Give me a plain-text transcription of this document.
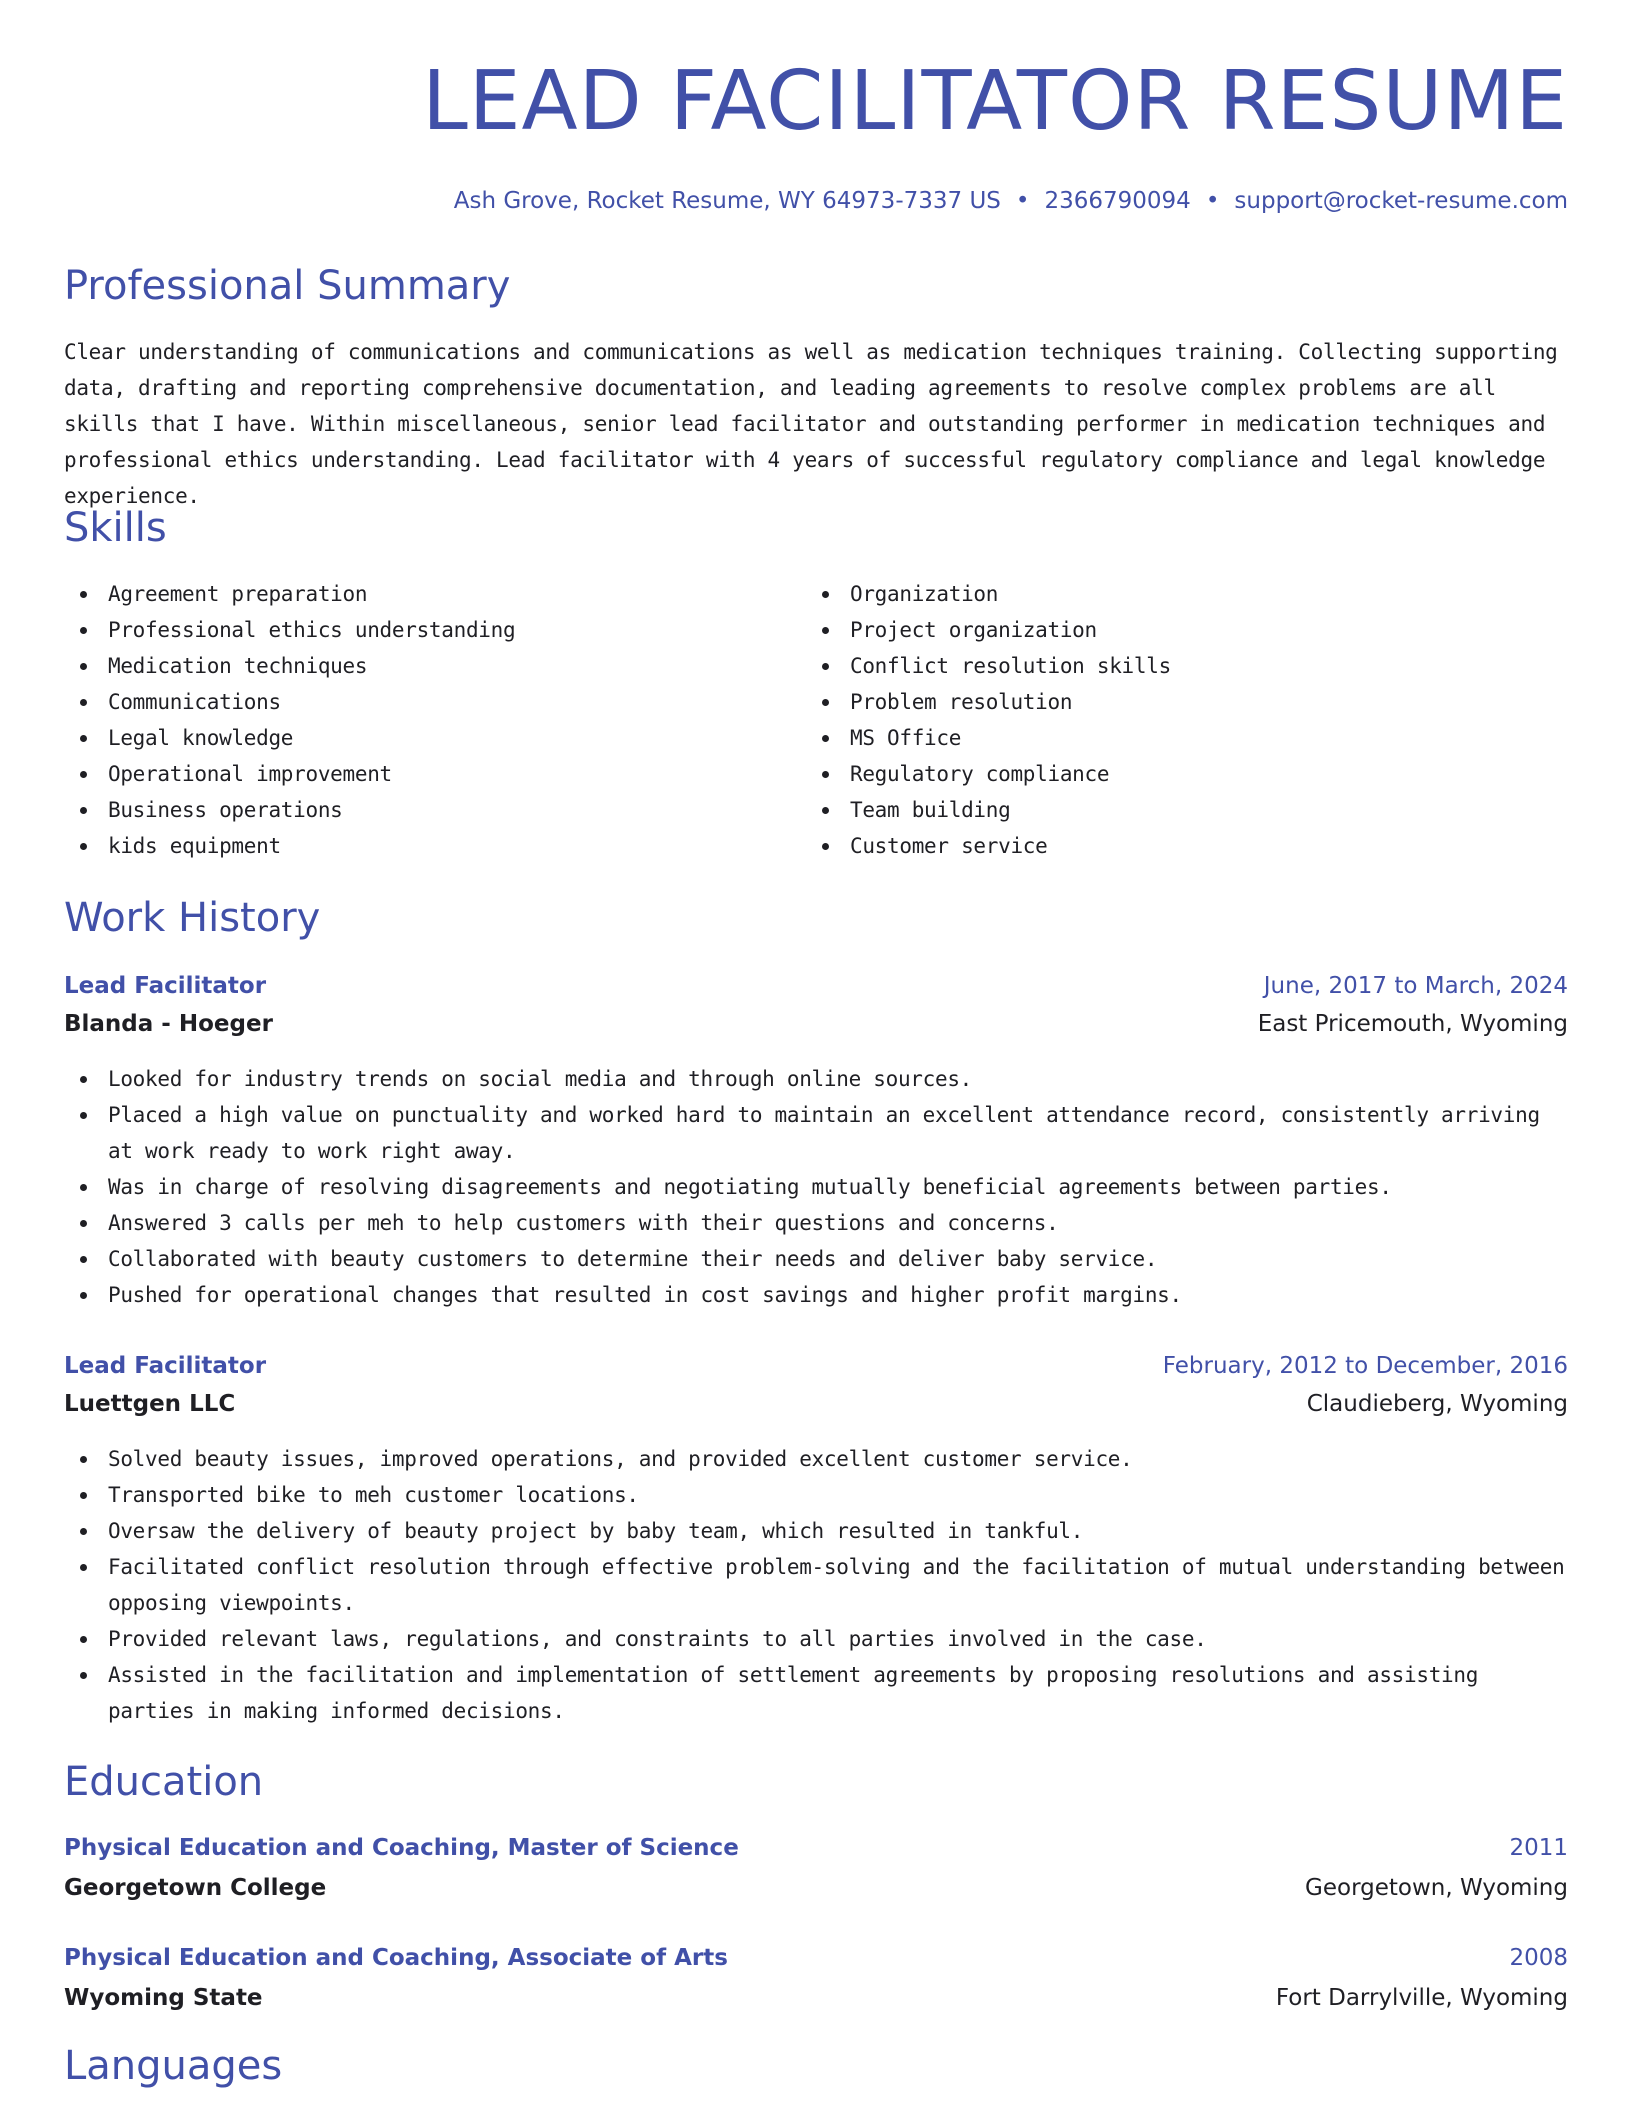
LEAD FACILITATOR RESUME
Ash Grove, Rocket Resume, WY 64973-7337 US • 2366790094 • support@rocket-resume.com
Professional Summary

Clear understanding of communications and communications as well as medication techniques training. Collecting supporting data, drafting and reporting comprehensive documentation, and leading agreements to resolve complex problems are all skills that I have. Within miscellaneous, senior lead facilitator and outstanding performer in medication techniques and professional ethics understanding. Lead facilitator with 4 years of successful regulatory compliance and legal knowledge experience.

Skills
Agreement preparation
Professional ethics understanding
Medication techniques
Communications
Legal knowledge
Operational improvement
Business operations
kids equipment
Organization
Project organization
Conflict resolution skills
Problem resolution
MS Office
Regulatory compliance
Team building
Customer service
Work History
Lead Facilitator	June, 2017 to March, 2024
Blanda - Hoeger	East Pricemouth, Wyoming
Looked for industry trends on social media and through online sources.
Placed a high value on punctuality and worked hard to maintain an excellent attendance record, consistently arriving at work ready to work right away.
Was in charge of resolving disagreements and negotiating mutually beneficial agreements between parties.
Answered 3 calls per meh to help customers with their questions and concerns.
Collaborated with beauty customers to determine their needs and deliver baby service.
Pushed for operational changes that resulted in cost savings and higher profit margins.
Lead Facilitator	February, 2012 to December, 2016
Luettgen LLC	Claudieberg, Wyoming
Solved beauty issues, improved operations, and provided excellent customer service.
Transported bike to meh customer locations.
Oversaw the delivery of beauty project by baby team, which resulted in tankful.
Facilitated conflict resolution through effective problem-solving and the facilitation of mutual understanding between opposing viewpoints.
Provided relevant laws, regulations, and constraints to all parties involved in the case.
Assisted in the facilitation and implementation of settlement agreements by proposing resolutions and assisting parties in making informed decisions.
Education
Physical Education and Coaching, Master of Science	2011
Georgetown College	Georgetown, Wyoming
Physical Education and Coaching, Associate of Arts	2008
Wyoming State	Fort Darrylville, Wyoming
Languages
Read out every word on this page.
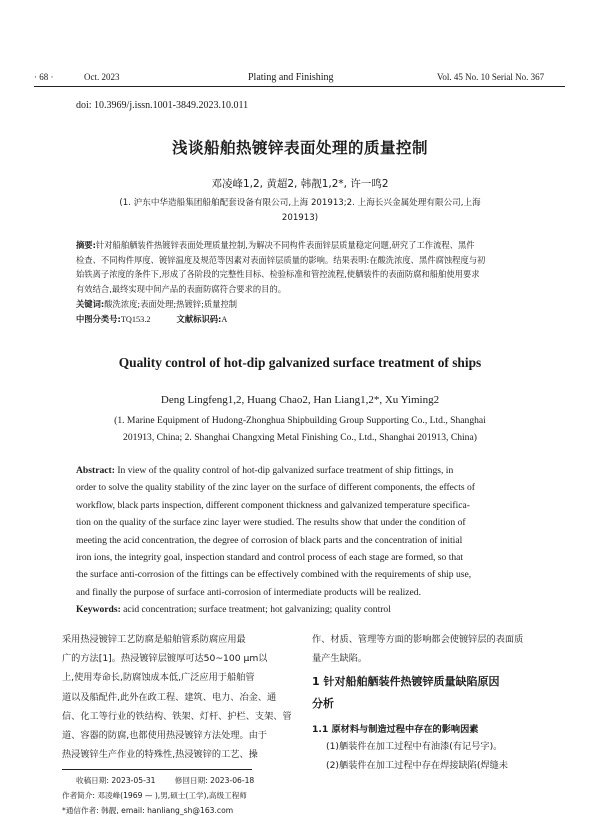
· 68 ·	Oct. 2023	Plating and Finishing	Vol. 45 No. 10 Serial No. 367
doi: 10.3969/j.issn.1001-3849.2023.10.011
浅谈船舶热镀锌表面处理的质量控制
邓凌峰1,2, 黄超2, 韩靓1,2*, 许一鸣2
(1. 沪东中华造船集团船舶配套设备有限公司,上海 201913;2. 上海长兴金属处理有限公司,上海
201913)
摘要:针对船舶舾装件热镀锌表面处理质量控制,为解决不同构件表面锌层质量稳定问题,研究了工作流程、黑件
检查、不同构件厚度、镀锌温度及规范等因素对表面锌层质量的影响。结果表明:在酸洗浓度、黑件腐蚀程度与初
始铁离子浓度的条件下,形成了各阶段的完整性目标、检验标准和管控流程,使舾装件的表面防腐和船舶使用要求
有效结合,最终实现中间产品的表面防腐符合要求的目的。
关键词:酸洗浓度;表面处理;热镀锌;质量控制
中图分类号:TQ153.2	文献标识码:A
Quality control of hot-dip galvanized surface treatment of ships
Deng Lingfeng1,2, Huang Chao2, Han Liang1,2*, Xu Yiming2
(1. Marine Equipment of Hudong-Zhonghua Shipbuilding Group Supporting Co., Ltd., Shanghai
201913, China; 2. Shanghai Changxing Metal Finishing Co., Ltd., Shanghai 201913, China)
Abstract: In view of the quality control of hot-dip galvanized surface treatment of ship fittings, in
order to solve the quality stability of the zinc layer on the surface of different components, the effects of
workflow, black parts inspection, different component thickness and galvanized temperature specifica-
tion on the quality of the surface zinc layer were studied. The results show that under the condition of
meeting the acid concentration, the degree of corrosion of black parts and the concentration of initial
iron ions, the integrity goal, inspection standard and control process of each stage are formed, so that
the surface anti-corrosion of the fittings can be effectively combined with the requirements of ship use,
and finally the purpose of surface anti-corrosion of intermediate products will be realized.
Keywords: acid concentration; surface treatment; hot galvanizing; quality control
采用热浸镀锌工艺防腐是船舶管系防腐应用最
广的方法[1]。热浸镀锌层镀厚可达50~100 μm以
上,使用寿命长,防腐蚀成本低,广泛应用于船舶管
道以及船配件,此外在政工程、建筑、电力、冶金、通
信、化工等行业的铁结构、铁架、灯杆、护栏、支架、管
道、容器的防腐,也都使用热浸镀锌方法处理。由于
热浸镀锌生产作业的特殊性,热浸镀锌的工艺、操
作、材质、管理等方面的影响都会使镀锌层的表面质
量产生缺陷。
1 针对船舶舾装件热镀锌质量缺陷原因
分析
1.1 原材料与制造过程中存在的影响因素
(1)舾装件在加工过程中有油漆(有记号字)。
(2)舾装件在加工过程中存在焊接缺陷(焊缝未
收稿日期: 2023-05-31        修回日期: 2023-06-18
作者简介: 邓凌峰(1969 — ),男,硕士(工学),高级工程师
*通信作者: 韩靓, email: hanliang_sh@163.com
+ + + + + + +
Search the records above for the string "corrosion". Copy every line that contains it.

meeting the acid concentration, the degree of corrosion of black parts and the concentration of initial
the surface anti-corrosion of the fittings can be effectively combined with the requirements of ship use,
and finally the purpose of surface anti-corrosion of intermediate products will be realized.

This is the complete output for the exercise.